◆ **EXERCISE OBJECTIVE**: Rewrite the lines of the listing from its first line through the line containing "legend-box <box>1473 134 1797 276</box>", inclusive, as a Markdown table with the columns "Row" and "Listing line", numbering each row and skipping blank lines.

(Spatial annotation entries)

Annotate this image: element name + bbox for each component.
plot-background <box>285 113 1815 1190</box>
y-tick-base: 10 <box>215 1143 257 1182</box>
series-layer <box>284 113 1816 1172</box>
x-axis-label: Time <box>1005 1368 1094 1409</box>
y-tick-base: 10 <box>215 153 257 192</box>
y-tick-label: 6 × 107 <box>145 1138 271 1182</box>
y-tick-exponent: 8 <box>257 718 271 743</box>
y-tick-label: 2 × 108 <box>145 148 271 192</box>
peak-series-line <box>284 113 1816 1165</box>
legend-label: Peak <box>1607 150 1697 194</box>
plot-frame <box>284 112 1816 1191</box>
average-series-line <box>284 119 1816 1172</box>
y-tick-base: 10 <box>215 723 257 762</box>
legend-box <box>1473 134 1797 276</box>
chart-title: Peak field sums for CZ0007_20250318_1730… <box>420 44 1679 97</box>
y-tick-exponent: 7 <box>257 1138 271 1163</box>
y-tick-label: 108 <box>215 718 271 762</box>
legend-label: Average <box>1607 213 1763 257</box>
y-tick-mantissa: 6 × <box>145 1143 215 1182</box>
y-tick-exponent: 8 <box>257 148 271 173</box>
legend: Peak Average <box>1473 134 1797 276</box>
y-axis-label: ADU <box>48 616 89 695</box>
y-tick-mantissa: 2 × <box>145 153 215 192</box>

◆ **TASK OUTPUT**:
| Row | Listing line |
|---|---|
| 1 | Annotate this image: element name + bbox for each component. |
| 2 | plot-background <box>285 113 1815 1190</box> |
| 3 | y-tick-base: 10 <box>215 1143 257 1182</box> |
| 4 | series-layer <box>284 113 1816 1172</box> |
| 5 | x-axis-label: Time <box>1005 1368 1094 1409</box> |
| 6 | y-tick-base: 10 <box>215 153 257 192</box> |
| 7 | y-tick-label: 6 × 107 <box>145 1138 271 1182</box> |
| 8 | y-tick-exponent: 8 <box>257 718 271 743</box> |
| 9 | y-tick-label: 2 × 108 <box>145 148 271 192</box> |
| 10 | peak-series-line <box>284 113 1816 1165</box> |
| 11 | legend-label: Peak <box>1607 150 1697 194</box> |
| 12 | plot-frame <box>284 112 1816 1191</box> |
| 13 | average-series-line <box>284 119 1816 1172</box> |
| 14 | y-tick-base: 10 <box>215 723 257 762</box> |
| 15 | legend-box <box>1473 134 1797 276</box> |